• _Problem to work on_: From the listing below, extract each line containing the string "rest".

[Stored data entries]
--------------------
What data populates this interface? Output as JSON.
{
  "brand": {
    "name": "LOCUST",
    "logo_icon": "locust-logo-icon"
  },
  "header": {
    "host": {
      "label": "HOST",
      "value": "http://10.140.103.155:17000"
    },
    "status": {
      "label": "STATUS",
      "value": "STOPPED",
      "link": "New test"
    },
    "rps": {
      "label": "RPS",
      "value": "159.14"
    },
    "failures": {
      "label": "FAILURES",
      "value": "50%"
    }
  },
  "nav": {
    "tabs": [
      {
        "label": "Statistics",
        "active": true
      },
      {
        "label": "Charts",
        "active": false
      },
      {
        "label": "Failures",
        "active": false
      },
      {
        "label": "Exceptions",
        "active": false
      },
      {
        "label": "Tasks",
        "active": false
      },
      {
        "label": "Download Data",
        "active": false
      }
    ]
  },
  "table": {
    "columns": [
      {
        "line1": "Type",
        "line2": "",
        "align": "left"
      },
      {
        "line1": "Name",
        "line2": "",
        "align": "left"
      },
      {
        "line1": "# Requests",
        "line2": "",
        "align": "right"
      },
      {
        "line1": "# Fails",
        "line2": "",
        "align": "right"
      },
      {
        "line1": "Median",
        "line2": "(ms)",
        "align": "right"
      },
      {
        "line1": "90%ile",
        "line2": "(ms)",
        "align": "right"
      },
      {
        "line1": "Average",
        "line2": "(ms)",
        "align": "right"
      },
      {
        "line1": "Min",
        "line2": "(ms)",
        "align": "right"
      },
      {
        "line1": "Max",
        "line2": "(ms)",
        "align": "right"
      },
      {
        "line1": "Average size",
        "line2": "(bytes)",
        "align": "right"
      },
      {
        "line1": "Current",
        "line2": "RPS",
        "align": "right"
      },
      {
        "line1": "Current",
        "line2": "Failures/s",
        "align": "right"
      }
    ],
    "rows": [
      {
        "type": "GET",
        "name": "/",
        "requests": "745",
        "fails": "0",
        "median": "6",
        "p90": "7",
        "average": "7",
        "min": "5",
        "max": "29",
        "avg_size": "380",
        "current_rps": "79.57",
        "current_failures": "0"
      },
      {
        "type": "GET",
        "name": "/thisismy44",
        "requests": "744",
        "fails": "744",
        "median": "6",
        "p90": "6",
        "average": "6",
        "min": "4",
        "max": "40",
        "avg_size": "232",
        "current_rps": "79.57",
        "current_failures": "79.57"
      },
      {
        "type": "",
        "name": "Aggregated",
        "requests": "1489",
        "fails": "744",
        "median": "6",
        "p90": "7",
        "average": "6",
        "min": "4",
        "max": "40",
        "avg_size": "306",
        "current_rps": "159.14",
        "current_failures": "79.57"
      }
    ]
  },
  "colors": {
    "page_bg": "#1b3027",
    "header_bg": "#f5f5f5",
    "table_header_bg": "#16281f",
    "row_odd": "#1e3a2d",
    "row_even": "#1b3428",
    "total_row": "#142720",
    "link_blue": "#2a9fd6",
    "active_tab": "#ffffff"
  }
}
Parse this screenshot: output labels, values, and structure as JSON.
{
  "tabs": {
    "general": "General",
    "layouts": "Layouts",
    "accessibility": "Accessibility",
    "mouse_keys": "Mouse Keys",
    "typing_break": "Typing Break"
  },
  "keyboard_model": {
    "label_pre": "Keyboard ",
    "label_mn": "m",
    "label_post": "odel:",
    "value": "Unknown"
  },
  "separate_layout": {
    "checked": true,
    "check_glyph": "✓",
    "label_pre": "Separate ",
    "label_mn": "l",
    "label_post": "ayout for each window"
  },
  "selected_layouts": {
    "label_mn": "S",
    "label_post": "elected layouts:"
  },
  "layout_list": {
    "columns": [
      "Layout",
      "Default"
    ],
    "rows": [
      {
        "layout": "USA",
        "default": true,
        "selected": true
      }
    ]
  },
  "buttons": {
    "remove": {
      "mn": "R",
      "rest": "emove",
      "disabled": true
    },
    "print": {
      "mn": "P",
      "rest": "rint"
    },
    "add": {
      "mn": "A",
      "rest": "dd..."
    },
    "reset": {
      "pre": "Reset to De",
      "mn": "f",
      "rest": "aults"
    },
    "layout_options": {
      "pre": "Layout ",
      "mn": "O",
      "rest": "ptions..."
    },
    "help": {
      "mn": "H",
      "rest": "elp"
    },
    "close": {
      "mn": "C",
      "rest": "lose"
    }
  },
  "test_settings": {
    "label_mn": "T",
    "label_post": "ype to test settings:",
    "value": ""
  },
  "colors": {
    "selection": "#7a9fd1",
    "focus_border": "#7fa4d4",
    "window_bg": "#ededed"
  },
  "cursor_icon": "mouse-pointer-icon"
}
--------------------
• _Answer to this task_:
      "rest": "emove",
      "rest": "rint"
      "rest": "dd..."
      "rest": "aults"
      "rest": "ptions..."
      "rest": "elp"
      "rest": "lose"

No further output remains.